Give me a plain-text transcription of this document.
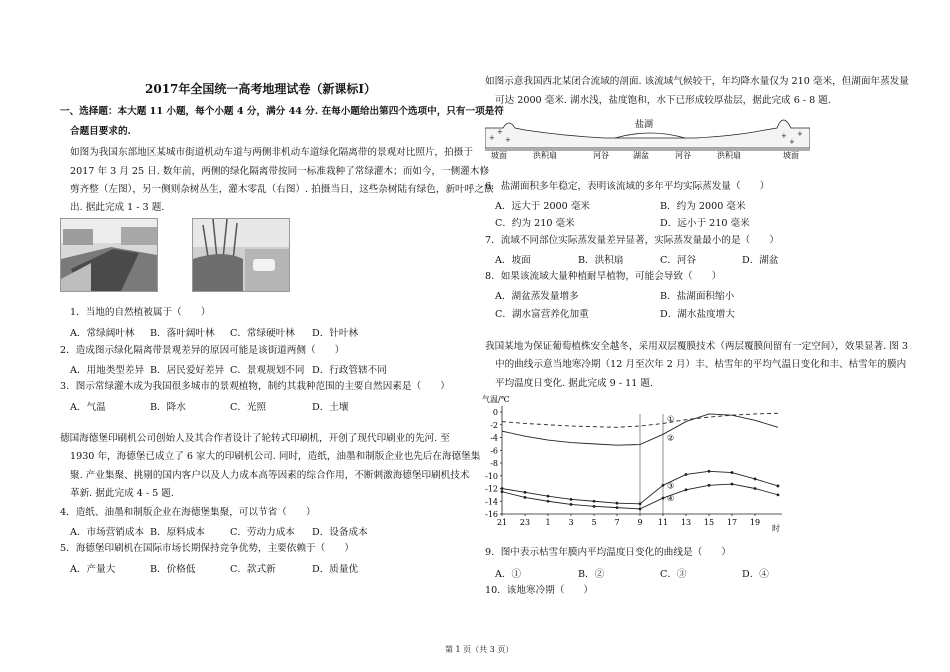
2017年全国统一高考地理试卷（新课标Ⅰ）
一、选择题：本大题 11 小题，每个小题 4 分，满分 44 分. 在每小题给出第四个选项中，只有一项是符
合题目要求的.
如图为我国东部地区某城市街道机动车道与两侧非机动车道绿化隔离带的景观对比照片，拍摄于
2017 年 3 月 25 日. 数年前，两侧的绿化隔离带按同一标准栽种了常绿灌木；而如今，一侧灌木修
剪齐整（左图），另一侧则杂树丛生，灌木零乱（右图）. 拍摄当日，这些杂树陆有绿色，新叶呼之欲
出. 据此完成 1 - 3 题.
1．当地的自然植被属于（　　）
A．常绿阔叶林 B．落叶阔叶林 C．常绿硬叶林 D．针叶林
2．造成图示绿化隔离带景观差异的原因可能是该街道两侧（　　）
A．用地类型差异 B．居民爱好差异 C．景观规划不同 D．行政管辖不同
3．图示常绿灌木成为我国很多城市的景观植物，制约其栽种范围的主要自然因素是（　　）
A．气温	B．降水	C．光照	D．土壤
德国海德堡印刷机公司创始人及其合作者设计了轮转式印刷机，开创了现代印刷业的先河. 至
1930 年，海德堡已成立了 6 家大的印刷机公司. 同时，造纸，油墨和制版企业也先后在海德堡集
聚. 产业集聚、挑剔的国内客户以及人力成本高等因素的综合作用，不断刺激海德堡印刷机技术
革新. 据此完成 4 - 5 题.
4．造纸、油墨和制版企业在海德堡集聚，可以节省（　　）
A．市场营销成本 B．原料成本	C．劳动力成本 D．设备成本
5．海德堡印刷机在国际市场长期保持竞争优势，主要依赖于（　　）
A．产量大	B．价格低	C．款式新	D．质量优
如图示意我国西北某闭合流域的剖面. 该流域气候较干，年均降水量仅为 210 毫米，但湖面年蒸发量
可达 2000 毫米. 湖水浅，盐度饱和，水下已形成较厚盐层，据此完成 6 - 8 题.
+
+
+	+
+
+
盐湖
坡面	洪积扇	河谷	湖盆	河谷	洪积扇	坡面
6．盐湖面积多年稳定，表明该流域的多年平均实际蒸发量（　　）
A．远大于 2000 毫米	B．约为 2000 毫米
C．约为 210 毫米	D．远小于 210 毫米
7．流域不同部位实际蒸发量差异显著，实际蒸发量最小的是（　　）
A．坡面	B．洪积扇	C．河谷	D．湖盆
8．如果该流域大量种植耐旱植物，可能会导致（　　）
A．湖盆蒸发量增多	B．盐湖面积缩小
C．湖水富营养化加重	D．湖水盐度增大
我国某地为保证葡萄植株安全越冬，采用双层覆膜技术（两层覆膜间留有一定空间），效果显著. 图 3
中的曲线示意当地寒冷期（12 月至次年 2 月）丰、枯雪年的平均气温日变化和丰、枯雪年的膜内
平均温度日变化. 据此完成 9 - 11 题.
气温/℃
①
②
③
④
0
-2
-4
-6
-8
-10
-12
-14
-16
21 23 1 3 5 7 9 11 13 15 17 19
时
9．图中表示枯雪年膜内平均温度日变化的曲线是（　　）
A．①	B．②	C．③	D．④
10．该地寒冷期（　　）
第 1 页（共 3 页）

◆ ◆ ◆ ◆

* **Set exercise**
Filter the entries down to the lines with the word "据此完成" in them.

* **Task output**
出. 据此完成 1 - 3 题.
革新. 据此完成 4 - 5 题.
可达 2000 毫米. 湖水浅，盐度饱和，水下已形成较厚盐层，据此完成 6 - 8 题.
平均温度日变化. 据此完成 9 - 11 题.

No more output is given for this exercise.